**YOUR TASK**: Where a line holds the string "questions", return that line.

(Figure dataset records)
%%

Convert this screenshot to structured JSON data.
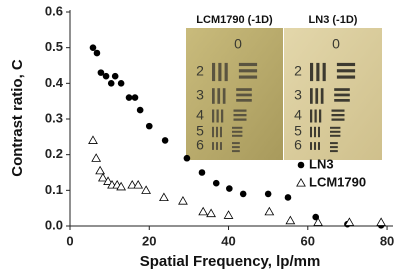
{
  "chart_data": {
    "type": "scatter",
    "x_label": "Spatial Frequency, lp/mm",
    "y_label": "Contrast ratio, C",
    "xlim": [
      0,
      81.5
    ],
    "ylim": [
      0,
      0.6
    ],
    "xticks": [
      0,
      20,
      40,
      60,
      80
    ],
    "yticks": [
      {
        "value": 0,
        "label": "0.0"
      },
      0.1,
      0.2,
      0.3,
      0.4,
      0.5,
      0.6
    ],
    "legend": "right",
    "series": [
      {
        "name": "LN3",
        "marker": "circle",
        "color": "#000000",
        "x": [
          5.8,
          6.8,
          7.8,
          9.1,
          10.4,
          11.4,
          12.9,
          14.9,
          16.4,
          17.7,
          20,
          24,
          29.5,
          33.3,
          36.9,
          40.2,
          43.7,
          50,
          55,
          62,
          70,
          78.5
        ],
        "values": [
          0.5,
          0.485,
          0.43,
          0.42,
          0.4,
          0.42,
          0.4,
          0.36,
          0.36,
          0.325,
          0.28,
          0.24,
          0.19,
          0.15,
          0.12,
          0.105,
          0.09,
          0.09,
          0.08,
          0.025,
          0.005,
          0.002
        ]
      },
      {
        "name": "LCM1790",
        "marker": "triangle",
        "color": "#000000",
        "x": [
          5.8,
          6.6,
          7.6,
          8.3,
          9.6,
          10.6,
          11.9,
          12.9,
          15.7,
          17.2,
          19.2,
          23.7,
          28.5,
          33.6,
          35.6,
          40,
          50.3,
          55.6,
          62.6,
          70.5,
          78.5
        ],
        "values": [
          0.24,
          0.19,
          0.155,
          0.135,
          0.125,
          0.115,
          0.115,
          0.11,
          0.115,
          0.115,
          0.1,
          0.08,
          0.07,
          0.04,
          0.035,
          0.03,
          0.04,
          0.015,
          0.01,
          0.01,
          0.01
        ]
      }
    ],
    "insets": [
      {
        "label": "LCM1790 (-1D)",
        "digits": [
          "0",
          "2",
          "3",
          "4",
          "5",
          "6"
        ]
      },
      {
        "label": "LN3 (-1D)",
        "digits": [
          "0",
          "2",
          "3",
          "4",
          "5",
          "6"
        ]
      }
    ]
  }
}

%%
%%

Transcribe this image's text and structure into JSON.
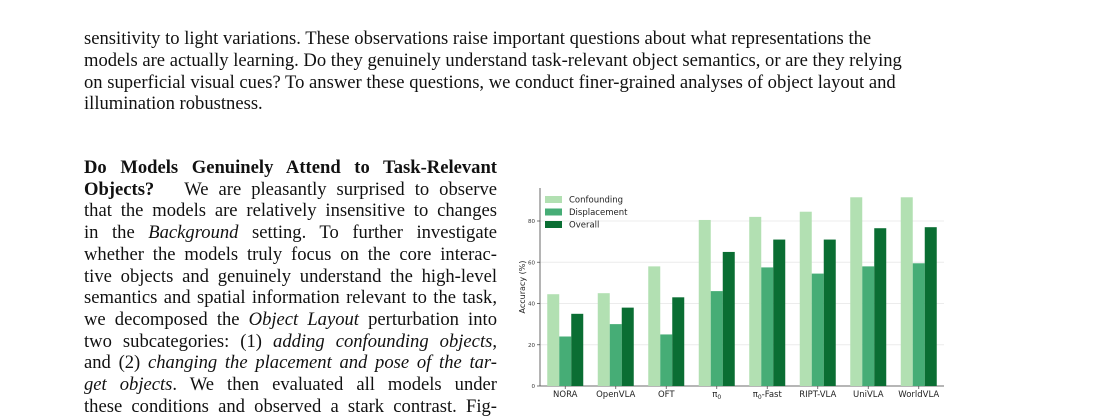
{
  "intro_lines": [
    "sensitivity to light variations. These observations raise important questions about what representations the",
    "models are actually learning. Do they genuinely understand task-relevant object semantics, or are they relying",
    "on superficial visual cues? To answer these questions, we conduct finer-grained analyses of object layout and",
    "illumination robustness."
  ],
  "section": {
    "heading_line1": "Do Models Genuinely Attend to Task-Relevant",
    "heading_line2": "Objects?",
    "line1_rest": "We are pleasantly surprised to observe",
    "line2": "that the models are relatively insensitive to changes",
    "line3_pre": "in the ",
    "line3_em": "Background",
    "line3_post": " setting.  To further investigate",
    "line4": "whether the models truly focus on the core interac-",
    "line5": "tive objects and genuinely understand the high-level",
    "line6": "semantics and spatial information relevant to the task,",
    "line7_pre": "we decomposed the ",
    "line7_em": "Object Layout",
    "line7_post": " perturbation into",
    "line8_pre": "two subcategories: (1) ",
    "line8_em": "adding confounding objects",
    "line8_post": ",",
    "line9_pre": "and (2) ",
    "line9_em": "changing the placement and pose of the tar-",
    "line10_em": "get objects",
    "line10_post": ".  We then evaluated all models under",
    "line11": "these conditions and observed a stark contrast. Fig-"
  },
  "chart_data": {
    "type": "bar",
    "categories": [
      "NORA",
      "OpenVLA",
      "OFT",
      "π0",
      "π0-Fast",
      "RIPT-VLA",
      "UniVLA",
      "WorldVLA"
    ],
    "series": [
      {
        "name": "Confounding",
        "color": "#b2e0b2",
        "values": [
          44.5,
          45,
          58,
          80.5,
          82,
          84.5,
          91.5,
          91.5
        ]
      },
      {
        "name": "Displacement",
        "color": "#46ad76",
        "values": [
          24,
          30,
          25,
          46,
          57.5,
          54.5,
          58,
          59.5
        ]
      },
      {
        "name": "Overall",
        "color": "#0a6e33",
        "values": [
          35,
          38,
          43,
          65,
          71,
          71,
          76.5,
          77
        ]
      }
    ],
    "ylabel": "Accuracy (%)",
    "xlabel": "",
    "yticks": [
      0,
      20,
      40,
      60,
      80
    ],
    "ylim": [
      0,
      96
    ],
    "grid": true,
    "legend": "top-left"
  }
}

%%
%%

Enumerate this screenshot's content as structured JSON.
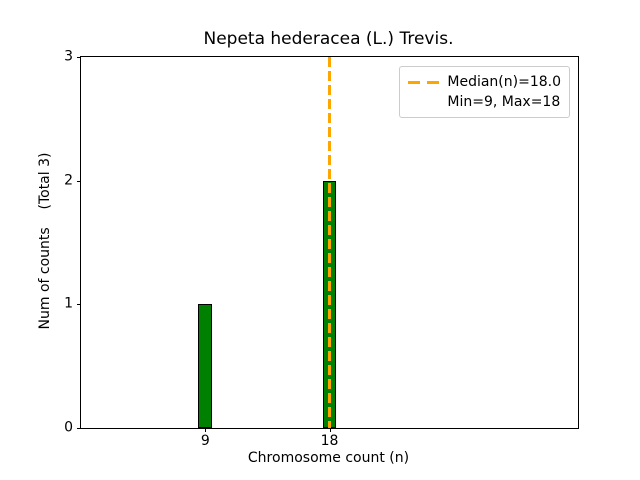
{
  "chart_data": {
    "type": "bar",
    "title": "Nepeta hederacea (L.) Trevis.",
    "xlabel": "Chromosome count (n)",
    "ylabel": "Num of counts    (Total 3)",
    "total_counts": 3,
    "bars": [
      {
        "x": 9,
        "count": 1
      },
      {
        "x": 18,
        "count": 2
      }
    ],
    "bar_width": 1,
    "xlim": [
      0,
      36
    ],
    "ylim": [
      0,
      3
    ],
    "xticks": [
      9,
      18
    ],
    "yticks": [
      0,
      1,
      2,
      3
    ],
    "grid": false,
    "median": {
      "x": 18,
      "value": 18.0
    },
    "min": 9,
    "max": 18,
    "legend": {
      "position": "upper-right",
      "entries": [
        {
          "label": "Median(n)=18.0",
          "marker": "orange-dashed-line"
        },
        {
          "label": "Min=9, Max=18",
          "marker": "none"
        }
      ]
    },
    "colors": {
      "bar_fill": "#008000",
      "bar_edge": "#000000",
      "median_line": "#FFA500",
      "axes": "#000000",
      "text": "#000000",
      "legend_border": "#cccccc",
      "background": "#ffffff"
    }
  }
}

%%

**SOLUTION FOR THIS TASK**:
    "sensitivity to light variations. These observations raise important questions about what representations the",
    "on superficial visual cues? To answer these questions, we conduct finer-grained analyses of object layout and",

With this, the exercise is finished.